What is required: Pictures do not belong in the copy; restate the records below word for word.

***

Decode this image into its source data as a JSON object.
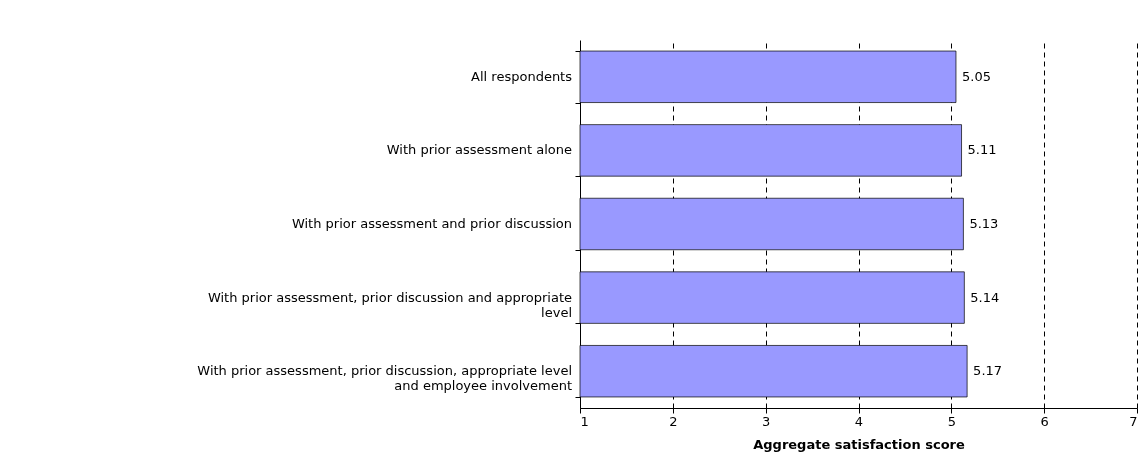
{
  "chart_data": {
    "type": "bar",
    "orientation": "horizontal",
    "xlabel": "Aggregate satisfaction score",
    "categories": [
      "All respondents",
      "With prior assessment alone",
      "With prior assessment and prior discussion",
      "With prior assessment, prior discussion and appropriate level",
      "With prior assessment, prior discussion, appropriate level and employee involvement"
    ],
    "values": [
      5.05,
      5.11,
      5.13,
      5.14,
      5.17
    ],
    "color": "#9999ff",
    "xlim": [
      1,
      7
    ],
    "xticks": [
      1,
      2,
      3,
      4,
      5,
      6,
      7
    ],
    "grid": "x",
    "line_style": "dashed",
    "data_labels": true
  }
}
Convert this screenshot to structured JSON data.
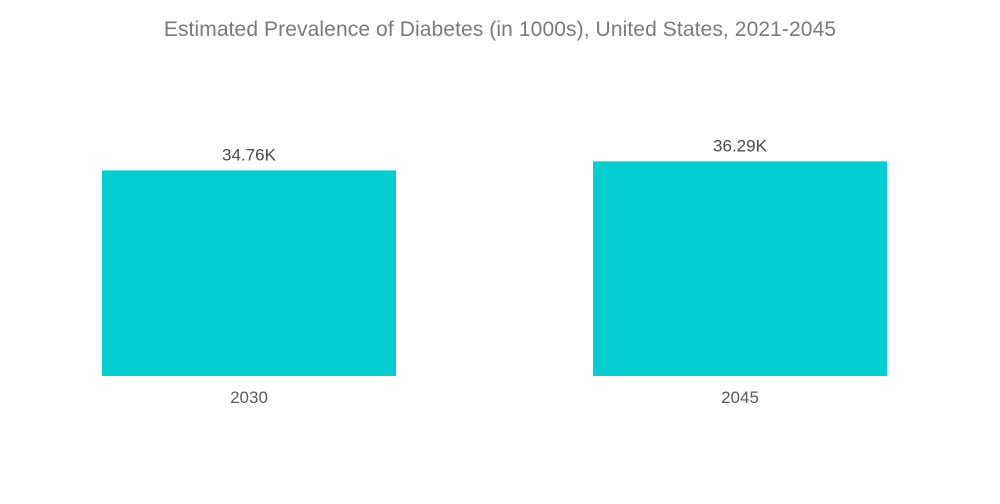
{
  "chart_data": {
    "type": "bar",
    "title": "Estimated Prevalence of Diabetes (in 1000s), United States, 2021-2045",
    "xlabel": "",
    "ylabel": "",
    "categories": [
      "2030",
      "2045"
    ],
    "values": [
      34.76,
      36.29
    ],
    "value_labels": [
      "34.76K",
      "36.29K"
    ],
    "ylim": [
      0,
      38
    ],
    "grid": false,
    "bar_color": "#00ced1"
  }
}
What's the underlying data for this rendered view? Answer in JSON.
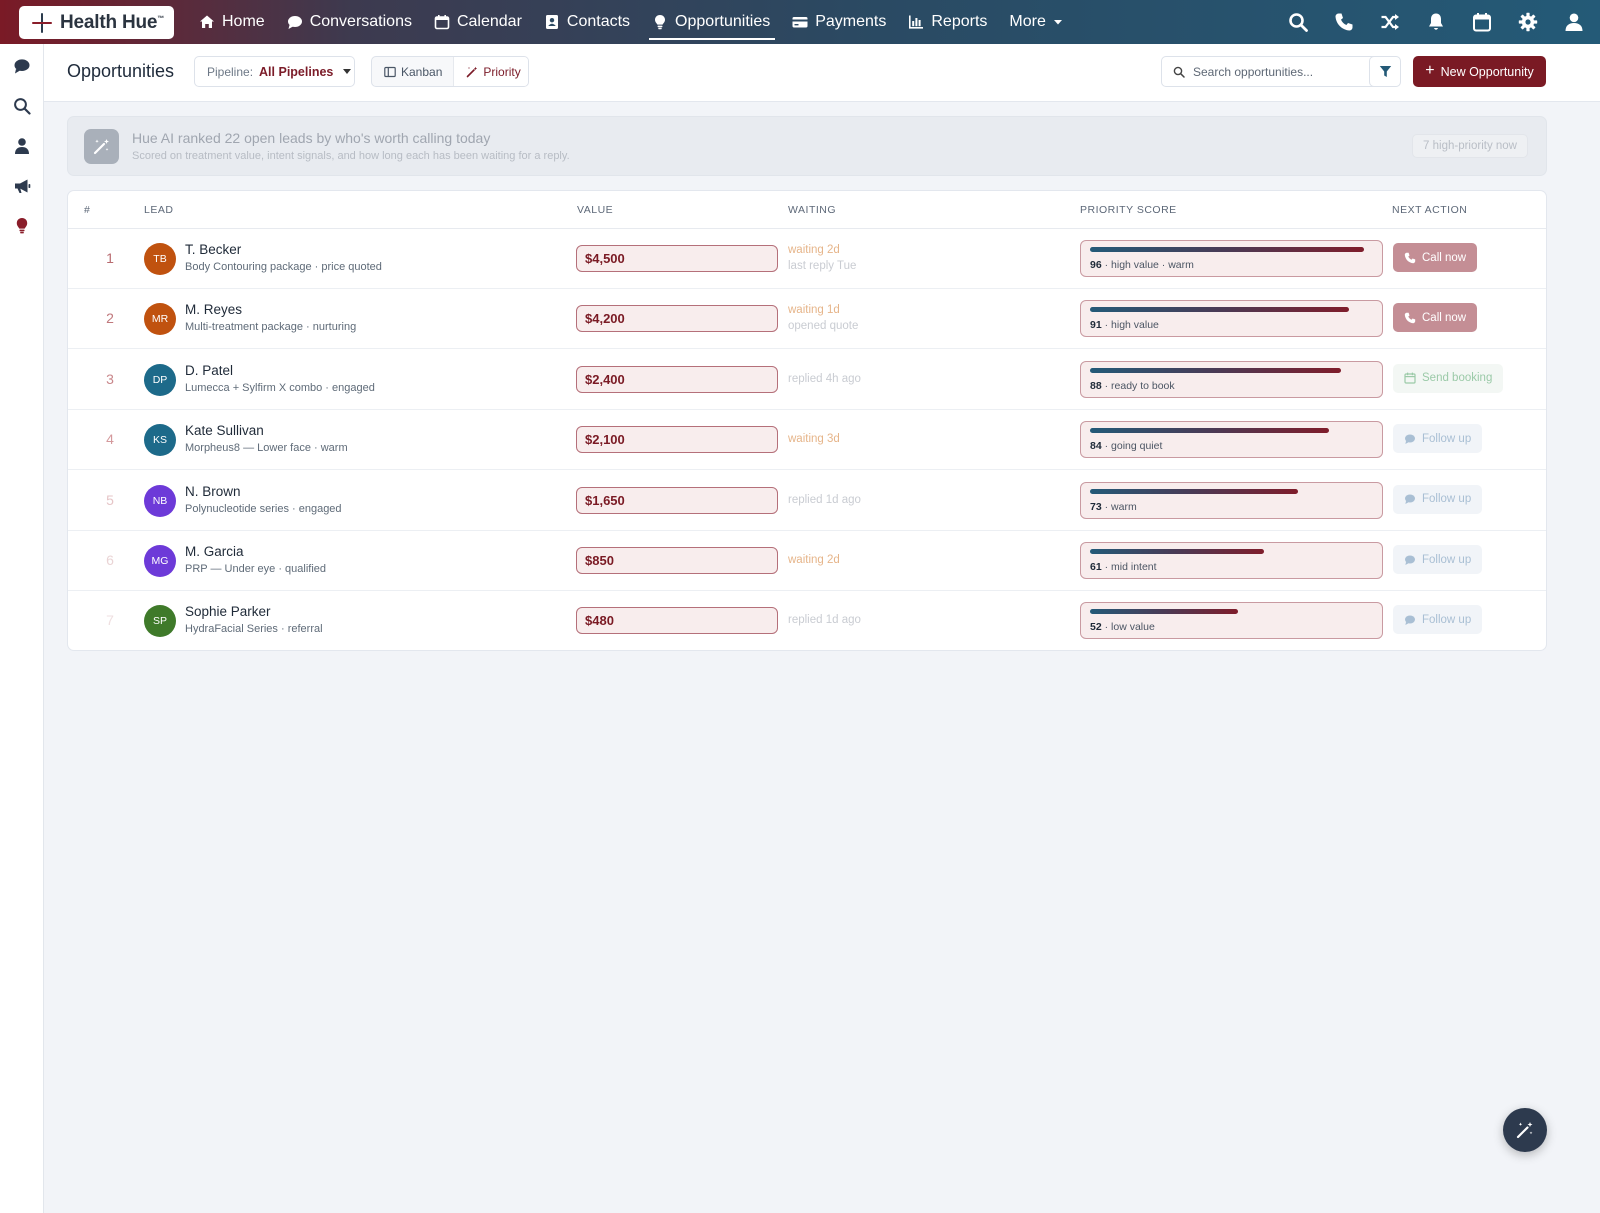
{
  "app": {
    "brand": "Health Hue",
    "brand_tm": "™"
  },
  "nav": {
    "items": [
      {
        "label": "Home",
        "icon": "home-icon"
      },
      {
        "label": "Conversations",
        "icon": "chat-icon"
      },
      {
        "label": "Calendar",
        "icon": "calendar-icon"
      },
      {
        "label": "Contacts",
        "icon": "contact-card-icon"
      },
      {
        "label": "Opportunities",
        "icon": "lightbulb-icon",
        "active": true
      },
      {
        "label": "Payments",
        "icon": "credit-card-icon"
      },
      {
        "label": "Reports",
        "icon": "bar-chart-icon"
      }
    ],
    "more_label": "More",
    "right_icons": [
      "search-icon",
      "phone-icon",
      "shuffle-icon",
      "bell-icon",
      "calendar-icon",
      "gear-icon",
      "user-icon"
    ]
  },
  "rail": {
    "icons": [
      "chat-icon",
      "search-icon",
      "user-icon",
      "megaphone-icon",
      "lightbulb-icon"
    ]
  },
  "header": {
    "title": "Opportunities",
    "pipeline_label": "Pipeline:",
    "pipeline_value": "All Pipelines",
    "view_kanban": "Kanban",
    "view_priority": "Priority",
    "search_placeholder": "Search opportunities...",
    "new_button": "New Opportunity",
    "new_button_plus": "+"
  },
  "banner": {
    "title": "Hue AI ranked 22 open leads by who's worth calling today",
    "subtitle": "Scored on treatment value, intent signals, and how long each has been waiting for a reply.",
    "pill": "7 high-priority now"
  },
  "table": {
    "columns": [
      "#",
      "LEAD",
      "VALUE",
      "WAITING",
      "PRIORITY SCORE",
      "NEXT ACTION"
    ],
    "rows": [
      {
        "rank": "1",
        "initials": "TB",
        "name": "T. Becker",
        "sub": "Body Contouring package · price quoted",
        "value": "$4,500",
        "wait1": "waiting 2d",
        "wait2": "last reply Tue",
        "score": "96",
        "score_label": " · high value · warm",
        "score_fraction": 0.96,
        "action": "Call now",
        "action_type": "call"
      },
      {
        "rank": "2",
        "initials": "MR",
        "name": "M. Reyes",
        "sub": "Multi-treatment package · nurturing",
        "value": "$4,200",
        "wait1": "waiting 1d",
        "wait2": "opened quote",
        "score": "91",
        "score_label": " · high value",
        "score_fraction": 0.91,
        "action": "Call now",
        "action_type": "call"
      },
      {
        "rank": "3",
        "initials": "DP",
        "name": "D. Patel",
        "sub": "Lumecca + Sylfirm X combo · engaged",
        "value": "$2,400",
        "wait1": "replied 4h ago",
        "wait2": "",
        "score": "88",
        "score_label": " · ready to book",
        "score_fraction": 0.88,
        "action": "Send booking",
        "action_type": "book"
      },
      {
        "rank": "4",
        "initials": "KS",
        "name": "Kate Sullivan",
        "sub": "Morpheus8 — Lower face · warm",
        "value": "$2,100",
        "wait1": "waiting 3d",
        "wait2": "",
        "score": "84",
        "score_label": " · going quiet",
        "score_fraction": 0.84,
        "action": "Follow up",
        "action_type": "follow"
      },
      {
        "rank": "5",
        "initials": "NB",
        "name": "N. Brown",
        "sub": "Polynucleotide series · engaged",
        "value": "$1,650",
        "wait1": "replied 1d ago",
        "wait2": "",
        "score": "73",
        "score_label": " · warm",
        "score_fraction": 0.73,
        "action": "Follow up",
        "action_type": "follow"
      },
      {
        "rank": "6",
        "initials": "MG",
        "name": "M. Garcia",
        "sub": "PRP — Under eye · qualified",
        "value": "$850",
        "wait1": "waiting 2d",
        "wait2": "",
        "score": "61",
        "score_label": " · mid intent",
        "score_fraction": 0.61,
        "action": "Follow up",
        "action_type": "follow"
      },
      {
        "rank": "7",
        "initials": "SP",
        "name": "Sophie Parker",
        "sub": "HydraFacial Series · referral",
        "value": "$480",
        "wait1": "replied 1d ago",
        "wait2": "",
        "score": "52",
        "score_label": " · low value",
        "score_fraction": 0.52,
        "action": "Follow up",
        "action_type": "follow"
      }
    ]
  },
  "colors": {
    "brand": "#7a1a24",
    "rank_colors": [
      "#b86a6f",
      "#c0787c",
      "#c9878b",
      "#d4999c",
      "#e6c5c7",
      "#ead4d5",
      "#efdfe0"
    ],
    "avatar_colors": [
      "#c0520f",
      "#c0520f",
      "#1d6a8a",
      "#1d6a8a",
      "#6d3ad8",
      "#6d3ad8",
      "#3f7a2a"
    ],
    "waiting_warm": "#e6b58a",
    "waiting_cool": "#c9ccd2"
  }
}
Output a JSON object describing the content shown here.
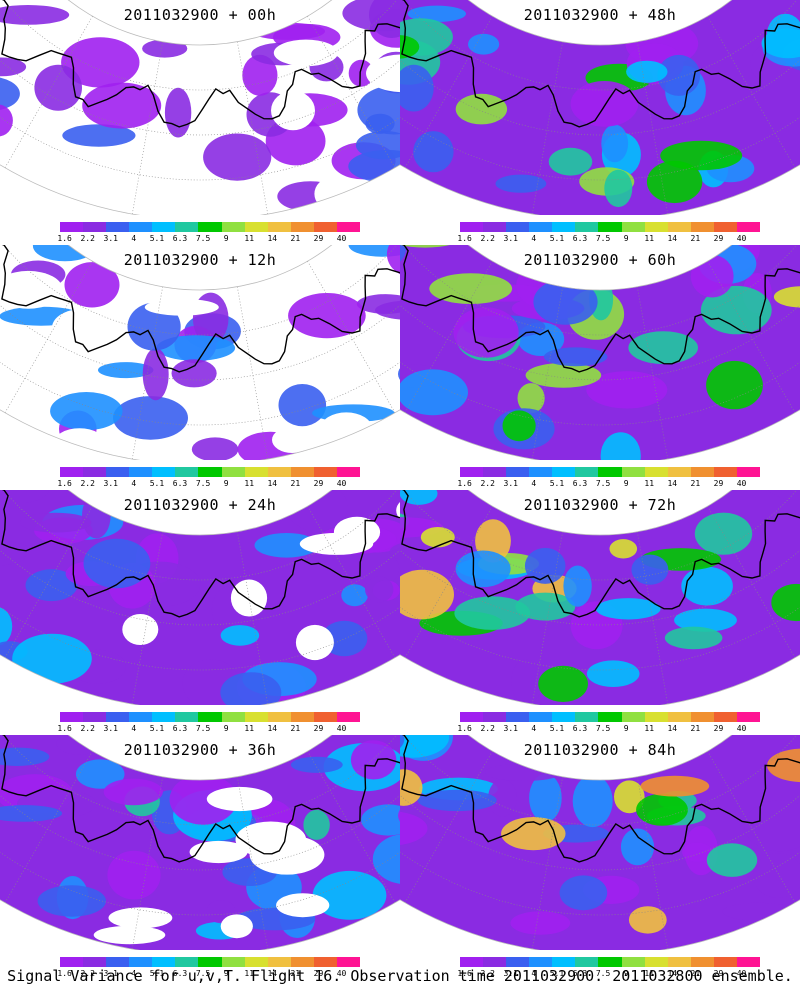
{
  "panels": [
    {
      "title": "2011032900 + 00h",
      "intensity": 0.05
    },
    {
      "title": "2011032900 + 48h",
      "intensity": 0.45
    },
    {
      "title": "2011032900 + 12h",
      "intensity": 0.15
    },
    {
      "title": "2011032900 + 60h",
      "intensity": 0.55
    },
    {
      "title": "2011032900 + 24h",
      "intensity": 0.22
    },
    {
      "title": "2011032900 + 72h",
      "intensity": 0.68
    },
    {
      "title": "2011032900 + 36h",
      "intensity": 0.3
    },
    {
      "title": "2011032900 + 84h",
      "intensity": 0.8
    }
  ],
  "colorbar": {
    "colors": [
      "#a020f0",
      "#8a2be2",
      "#3a5ff0",
      "#1e90ff",
      "#00bfff",
      "#20c8a0",
      "#00c800",
      "#90e040",
      "#d8e030",
      "#f0c040",
      "#f09030",
      "#f06030",
      "#ff1493"
    ],
    "labels": [
      "1.6",
      "2.2",
      "3.1",
      "4",
      "5.1",
      "6.3",
      "7.5",
      "9",
      "11",
      "14",
      "21",
      "29",
      "40"
    ]
  },
  "caption": "Signal Variance for u,v,T. Flight 16. Observation time 2011032900. 2011032800 ensemble."
}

***

Answer to the problem:
Decode this image into its source data as a JSON object.
{
  "chart_data": {
    "type": "bar",
    "orientation": "horizontal",
    "xlabel": "Aggregate satisfaction score",
    "categories": [
      "All respondents",
      "With prior assessment alone",
      "With prior assessment and prior discussion",
      "With prior assessment, prior discussion and appropriate level",
      "With prior assessment, prior discussion, appropriate level and employee involvement"
    ],
    "values": [
      5.05,
      5.11,
      5.13,
      5.14,
      5.17
    ],
    "color": "#9999ff",
    "xlim": [
      1,
      7
    ],
    "xticks": [
      1,
      2,
      3,
      4,
      5,
      6,
      7
    ],
    "grid": "x",
    "line_style": "dashed",
    "data_labels": true
  }
}
Convert this screenshot to structured JSON data.
{
  "chart_data": {
    "type": "bar",
    "title": "Estimated Prevalence of Diabetes (in 1000s), United States, 2021-2045",
    "xlabel": "",
    "ylabel": "",
    "categories": [
      "2030",
      "2045"
    ],
    "values": [
      34.76,
      36.29
    ],
    "value_labels": [
      "34.76K",
      "36.29K"
    ],
    "ylim": [
      0,
      38
    ],
    "grid": false,
    "bar_color": "#00ced1"
  }
}
What's the underlying data for this rendered view? Answer in JSON.
{
  "app": {
    "brand": "Health Hue",
    "brand_tm": "™"
  },
  "nav": {
    "items": [
      {
        "label": "Home",
        "icon": "home-icon"
      },
      {
        "label": "Conversations",
        "icon": "chat-icon"
      },
      {
        "label": "Calendar",
        "icon": "calendar-icon"
      },
      {
        "label": "Contacts",
        "icon": "contact-card-icon"
      },
      {
        "label": "Opportunities",
        "icon": "lightbulb-icon",
        "active": true
      },
      {
        "label": "Payments",
        "icon": "credit-card-icon"
      },
      {
        "label": "Reports",
        "icon": "bar-chart-icon"
      }
    ],
    "more_label": "More",
    "right_icons": [
      "search-icon",
      "phone-icon",
      "shuffle-icon",
      "bell-icon",
      "calendar-icon",
      "gear-icon",
      "user-icon"
    ]
  },
  "rail": {
    "icons": [
      "chat-icon",
      "search-icon",
      "user-icon",
      "megaphone-icon",
      "lightbulb-icon"
    ]
  },
  "header": {
    "title": "Opportunities",
    "pipeline_label": "Pipeline:",
    "pipeline_value": "All Pipelines",
    "view_kanban": "Kanban",
    "view_priority": "Priority",
    "search_placeholder": "Search opportunities...",
    "new_button": "New Opportunity",
    "new_button_plus": "+"
  },
  "banner": {
    "title": "Hue AI ranked 22 open leads by who's worth calling today",
    "subtitle": "Scored on treatment value, intent signals, and how long each has been waiting for a reply.",
    "pill": "7 high-priority now"
  },
  "table": {
    "columns": [
      "#",
      "LEAD",
      "VALUE",
      "WAITING",
      "PRIORITY SCORE",
      "NEXT ACTION"
    ],
    "rows": [
      {
        "rank": "1",
        "initials": "TB",
        "name": "T. Becker",
        "sub": "Body Contouring package · price quoted",
        "value": "$4,500",
        "wait1": "waiting 2d",
        "wait2": "last reply Tue",
        "score": "96",
        "score_label": " · high value · warm",
        "score_fraction": 0.96,
        "action": "Call now",
        "action_type": "call"
      },
      {
        "rank": "2",
        "initials": "MR",
        "name": "M. Reyes",
        "sub": "Multi-treatment package · nurturing",
        "value": "$4,200",
        "wait1": "waiting 1d",
        "wait2": "opened quote",
        "score": "91",
        "score_label": " · high value",
        "score_fraction": 0.91,
        "action": "Call now",
        "action_type": "call"
      },
      {
        "rank": "3",
        "initials": "DP",
        "name": "D. Patel",
        "sub": "Lumecca + Sylfirm X combo · engaged",
        "value": "$2,400",
        "wait1": "replied 4h ago",
        "wait2": "",
        "score": "88",
        "score_label": " · ready to book",
        "score_fraction": 0.88,
        "action": "Send booking",
        "action_type": "book"
      },
      {
        "rank": "4",
        "initials": "KS",
        "name": "Kate Sullivan",
        "sub": "Morpheus8 — Lower face · warm",
        "value": "$2,100",
        "wait1": "waiting 3d",
        "wait2": "",
        "score": "84",
        "score_label": " · going quiet",
        "score_fraction": 0.84,
        "action": "Follow up",
        "action_type": "follow"
      },
      {
        "rank": "5",
        "initials": "NB",
        "name": "N. Brown",
        "sub": "Polynucleotide series · engaged",
        "value": "$1,650",
        "wait1": "replied 1d ago",
        "wait2": "",
        "score": "73",
        "score_label": " · warm",
        "score_fraction": 0.73,
        "action": "Follow up",
        "action_type": "follow"
      },
      {
        "rank": "6",
        "initials": "MG",
        "name": "M. Garcia",
        "sub": "PRP — Under eye · qualified",
        "value": "$850",
        "wait1": "waiting 2d",
        "wait2": "",
        "score": "61",
        "score_label": " · mid intent",
        "score_fraction": 0.61,
        "action": "Follow up",
        "action_type": "follow"
      },
      {
        "rank": "7",
        "initials": "SP",
        "name": "Sophie Parker",
        "sub": "HydraFacial Series · referral",
        "value": "$480",
        "wait1": "replied 1d ago",
        "wait2": "",
        "score": "52",
        "score_label": " · low value",
        "score_fraction": 0.52,
        "action": "Follow up",
        "action_type": "follow"
      }
    ]
  },
  "colors": {
    "brand": "#7a1a24",
    "rank_colors": [
      "#b86a6f",
      "#c0787c",
      "#c9878b",
      "#d4999c",
      "#e6c5c7",
      "#ead4d5",
      "#efdfe0"
    ],
    "avatar_colors": [
      "#c0520f",
      "#c0520f",
      "#1d6a8a",
      "#1d6a8a",
      "#6d3ad8",
      "#6d3ad8",
      "#3f7a2a"
    ],
    "waiting_warm": "#e6b58a",
    "waiting_cool": "#c9ccd2"
  }
}
Output a JSON object describing the content shown here.
{
  "panels": [
    {
      "title": "2011032900 + 00h",
      "intensity": 0.05
    },
    {
      "title": "2011032900 + 48h",
      "intensity": 0.45
    },
    {
      "title": "2011032900 + 12h",
      "intensity": 0.15
    },
    {
      "title": "2011032900 + 60h",
      "intensity": 0.55
    },
    {
      "title": "2011032900 + 24h",
      "intensity": 0.22
    },
    {
      "title": "2011032900 + 72h",
      "intensity": 0.68
    },
    {
      "title": "2011032900 + 36h",
      "intensity": 0.3
    },
    {
      "title": "2011032900 + 84h",
      "intensity": 0.8
    }
  ],
  "colorbar": {
    "colors": [
      "#a020f0",
      "#8a2be2",
      "#3a5ff0",
      "#1e90ff",
      "#00bfff",
      "#20c8a0",
      "#00c800",
      "#90e040",
      "#d8e030",
      "#f0c040",
      "#f09030",
      "#f06030",
      "#ff1493"
    ],
    "labels": [
      "1.6",
      "2.2",
      "3.1",
      "4",
      "5.1",
      "6.3",
      "7.5",
      "9",
      "11",
      "14",
      "21",
      "29",
      "40"
    ]
  },
  "caption": "Signal Variance for u,v,T. Flight 16. Observation time 2011032900. 2011032800 ensemble."
}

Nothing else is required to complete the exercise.